*Input*

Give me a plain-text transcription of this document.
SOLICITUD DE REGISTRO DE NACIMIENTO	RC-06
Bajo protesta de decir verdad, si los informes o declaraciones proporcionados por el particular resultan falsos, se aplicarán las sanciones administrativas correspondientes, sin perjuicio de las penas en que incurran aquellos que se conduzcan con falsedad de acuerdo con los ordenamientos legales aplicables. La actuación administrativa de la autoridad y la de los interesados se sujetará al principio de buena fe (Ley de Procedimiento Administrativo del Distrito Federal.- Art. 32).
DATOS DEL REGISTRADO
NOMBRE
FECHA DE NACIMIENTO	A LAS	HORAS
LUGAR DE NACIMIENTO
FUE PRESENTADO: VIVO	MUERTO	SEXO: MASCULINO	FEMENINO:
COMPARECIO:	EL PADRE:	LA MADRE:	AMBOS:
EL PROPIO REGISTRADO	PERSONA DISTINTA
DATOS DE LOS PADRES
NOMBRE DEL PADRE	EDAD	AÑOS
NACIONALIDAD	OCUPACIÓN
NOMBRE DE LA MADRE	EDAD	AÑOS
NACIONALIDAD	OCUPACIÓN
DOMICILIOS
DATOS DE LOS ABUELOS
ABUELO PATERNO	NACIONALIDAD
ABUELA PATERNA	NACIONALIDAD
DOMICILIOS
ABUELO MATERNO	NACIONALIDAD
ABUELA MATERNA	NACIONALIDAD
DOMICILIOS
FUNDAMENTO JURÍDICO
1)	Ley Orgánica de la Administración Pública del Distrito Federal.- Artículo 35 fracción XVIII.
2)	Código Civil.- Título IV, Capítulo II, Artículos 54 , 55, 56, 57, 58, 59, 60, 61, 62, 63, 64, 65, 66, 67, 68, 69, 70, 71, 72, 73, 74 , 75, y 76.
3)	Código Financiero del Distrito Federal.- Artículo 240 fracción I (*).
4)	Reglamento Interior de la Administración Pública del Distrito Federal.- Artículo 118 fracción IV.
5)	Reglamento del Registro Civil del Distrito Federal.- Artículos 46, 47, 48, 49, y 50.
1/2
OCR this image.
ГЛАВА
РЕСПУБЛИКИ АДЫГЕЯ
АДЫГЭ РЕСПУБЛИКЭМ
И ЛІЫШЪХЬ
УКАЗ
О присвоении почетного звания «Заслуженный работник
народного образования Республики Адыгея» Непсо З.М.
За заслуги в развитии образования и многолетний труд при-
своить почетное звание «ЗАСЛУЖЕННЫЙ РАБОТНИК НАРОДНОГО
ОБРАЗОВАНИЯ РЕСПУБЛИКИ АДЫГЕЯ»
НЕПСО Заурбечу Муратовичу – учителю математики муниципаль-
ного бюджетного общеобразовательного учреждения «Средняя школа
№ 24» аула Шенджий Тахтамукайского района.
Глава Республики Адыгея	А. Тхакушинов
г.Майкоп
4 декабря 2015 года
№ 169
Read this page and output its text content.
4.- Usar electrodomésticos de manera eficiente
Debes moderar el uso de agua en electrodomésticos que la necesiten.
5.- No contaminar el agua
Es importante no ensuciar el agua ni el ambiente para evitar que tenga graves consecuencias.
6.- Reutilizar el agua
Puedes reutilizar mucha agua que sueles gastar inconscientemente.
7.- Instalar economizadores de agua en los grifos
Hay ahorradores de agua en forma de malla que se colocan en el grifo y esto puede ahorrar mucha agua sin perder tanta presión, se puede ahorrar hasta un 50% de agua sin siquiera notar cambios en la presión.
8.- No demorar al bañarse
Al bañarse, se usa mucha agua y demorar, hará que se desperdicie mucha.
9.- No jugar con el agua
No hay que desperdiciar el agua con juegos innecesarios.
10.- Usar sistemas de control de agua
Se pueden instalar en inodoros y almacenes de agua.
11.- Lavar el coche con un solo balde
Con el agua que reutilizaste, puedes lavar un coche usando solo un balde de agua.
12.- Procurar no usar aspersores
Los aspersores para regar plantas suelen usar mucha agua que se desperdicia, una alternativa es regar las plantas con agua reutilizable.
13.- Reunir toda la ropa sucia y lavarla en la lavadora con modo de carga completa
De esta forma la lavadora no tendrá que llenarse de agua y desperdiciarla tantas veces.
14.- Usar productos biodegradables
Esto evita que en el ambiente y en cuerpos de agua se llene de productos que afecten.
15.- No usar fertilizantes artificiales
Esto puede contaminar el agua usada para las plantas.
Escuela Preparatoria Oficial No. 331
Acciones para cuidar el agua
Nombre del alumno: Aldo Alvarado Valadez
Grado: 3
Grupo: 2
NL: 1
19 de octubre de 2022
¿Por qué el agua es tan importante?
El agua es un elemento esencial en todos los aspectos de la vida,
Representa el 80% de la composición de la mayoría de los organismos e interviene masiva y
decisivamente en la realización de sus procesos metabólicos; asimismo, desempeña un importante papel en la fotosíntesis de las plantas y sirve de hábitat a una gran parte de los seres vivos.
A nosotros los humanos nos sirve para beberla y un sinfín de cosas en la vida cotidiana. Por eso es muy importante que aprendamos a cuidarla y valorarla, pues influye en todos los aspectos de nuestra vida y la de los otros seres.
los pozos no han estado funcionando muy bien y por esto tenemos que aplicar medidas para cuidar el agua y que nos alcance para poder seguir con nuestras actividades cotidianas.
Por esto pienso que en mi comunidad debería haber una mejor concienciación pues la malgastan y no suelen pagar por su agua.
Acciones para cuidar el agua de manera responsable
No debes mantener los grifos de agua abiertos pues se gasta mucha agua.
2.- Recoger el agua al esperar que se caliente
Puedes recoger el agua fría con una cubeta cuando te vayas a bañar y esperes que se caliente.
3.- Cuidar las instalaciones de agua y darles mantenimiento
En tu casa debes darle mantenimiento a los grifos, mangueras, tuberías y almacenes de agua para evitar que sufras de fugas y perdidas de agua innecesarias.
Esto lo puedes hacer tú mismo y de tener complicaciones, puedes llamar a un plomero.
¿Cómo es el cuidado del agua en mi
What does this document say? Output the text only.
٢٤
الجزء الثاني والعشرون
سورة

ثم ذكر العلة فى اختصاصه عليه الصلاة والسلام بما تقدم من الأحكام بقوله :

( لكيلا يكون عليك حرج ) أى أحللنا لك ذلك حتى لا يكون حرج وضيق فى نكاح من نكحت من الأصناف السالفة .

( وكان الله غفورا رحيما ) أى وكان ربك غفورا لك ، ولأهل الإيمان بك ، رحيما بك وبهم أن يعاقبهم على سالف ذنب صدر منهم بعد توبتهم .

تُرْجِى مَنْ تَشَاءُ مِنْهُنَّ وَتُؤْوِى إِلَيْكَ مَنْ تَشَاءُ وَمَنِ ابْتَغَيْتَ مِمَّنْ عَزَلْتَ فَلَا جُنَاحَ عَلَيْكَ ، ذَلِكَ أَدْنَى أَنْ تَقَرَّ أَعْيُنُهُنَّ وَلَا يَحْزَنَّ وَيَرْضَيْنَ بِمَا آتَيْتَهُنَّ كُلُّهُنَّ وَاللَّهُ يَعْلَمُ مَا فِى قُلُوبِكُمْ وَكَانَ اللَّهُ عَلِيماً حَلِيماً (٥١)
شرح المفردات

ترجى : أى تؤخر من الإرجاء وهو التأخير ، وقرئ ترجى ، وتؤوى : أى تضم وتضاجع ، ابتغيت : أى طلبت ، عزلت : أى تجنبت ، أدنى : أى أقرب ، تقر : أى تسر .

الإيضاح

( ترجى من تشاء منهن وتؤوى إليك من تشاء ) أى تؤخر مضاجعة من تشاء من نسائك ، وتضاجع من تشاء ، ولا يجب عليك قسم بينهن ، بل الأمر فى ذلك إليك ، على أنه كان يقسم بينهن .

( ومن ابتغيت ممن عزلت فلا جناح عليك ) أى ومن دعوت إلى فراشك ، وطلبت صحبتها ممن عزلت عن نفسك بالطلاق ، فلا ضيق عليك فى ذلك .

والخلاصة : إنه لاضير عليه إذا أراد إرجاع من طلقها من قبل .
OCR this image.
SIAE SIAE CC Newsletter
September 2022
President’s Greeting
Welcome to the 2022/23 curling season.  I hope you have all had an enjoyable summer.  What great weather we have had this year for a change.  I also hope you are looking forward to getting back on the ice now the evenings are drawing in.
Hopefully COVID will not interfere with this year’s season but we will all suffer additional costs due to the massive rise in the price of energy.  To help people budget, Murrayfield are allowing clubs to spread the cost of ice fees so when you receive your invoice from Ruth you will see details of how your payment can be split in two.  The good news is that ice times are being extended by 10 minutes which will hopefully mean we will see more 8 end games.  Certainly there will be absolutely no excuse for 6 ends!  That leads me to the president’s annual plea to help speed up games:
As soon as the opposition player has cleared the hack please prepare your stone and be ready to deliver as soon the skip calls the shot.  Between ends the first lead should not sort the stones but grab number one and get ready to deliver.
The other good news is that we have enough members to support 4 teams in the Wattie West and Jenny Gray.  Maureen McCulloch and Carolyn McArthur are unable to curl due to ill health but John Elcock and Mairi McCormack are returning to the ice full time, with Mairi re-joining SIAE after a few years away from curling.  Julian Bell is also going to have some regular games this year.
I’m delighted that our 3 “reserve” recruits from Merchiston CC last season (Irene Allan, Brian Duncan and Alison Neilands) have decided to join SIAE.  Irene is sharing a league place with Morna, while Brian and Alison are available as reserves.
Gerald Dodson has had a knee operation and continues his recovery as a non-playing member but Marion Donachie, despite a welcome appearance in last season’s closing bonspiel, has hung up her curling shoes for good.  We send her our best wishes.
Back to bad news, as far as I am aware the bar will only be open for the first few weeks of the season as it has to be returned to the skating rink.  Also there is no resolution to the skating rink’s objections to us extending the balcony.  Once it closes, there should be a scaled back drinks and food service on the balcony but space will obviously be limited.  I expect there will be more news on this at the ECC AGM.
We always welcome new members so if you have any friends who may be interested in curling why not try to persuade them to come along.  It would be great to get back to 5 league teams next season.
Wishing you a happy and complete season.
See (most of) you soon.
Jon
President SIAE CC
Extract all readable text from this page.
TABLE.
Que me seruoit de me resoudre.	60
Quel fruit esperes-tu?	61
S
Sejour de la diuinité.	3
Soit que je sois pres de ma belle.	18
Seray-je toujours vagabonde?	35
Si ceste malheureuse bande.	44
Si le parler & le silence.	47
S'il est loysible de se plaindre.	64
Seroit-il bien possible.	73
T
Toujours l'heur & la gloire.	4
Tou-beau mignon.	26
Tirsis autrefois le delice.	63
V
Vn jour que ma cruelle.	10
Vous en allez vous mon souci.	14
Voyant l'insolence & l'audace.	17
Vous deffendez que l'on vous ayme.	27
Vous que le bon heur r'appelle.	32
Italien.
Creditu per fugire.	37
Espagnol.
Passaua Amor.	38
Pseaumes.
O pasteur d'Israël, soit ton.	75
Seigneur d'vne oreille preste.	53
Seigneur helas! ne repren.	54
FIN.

*Work to be completed*
Report how many lines of the entries hold the word "عليه". Nothing else is needed.

*Result*
2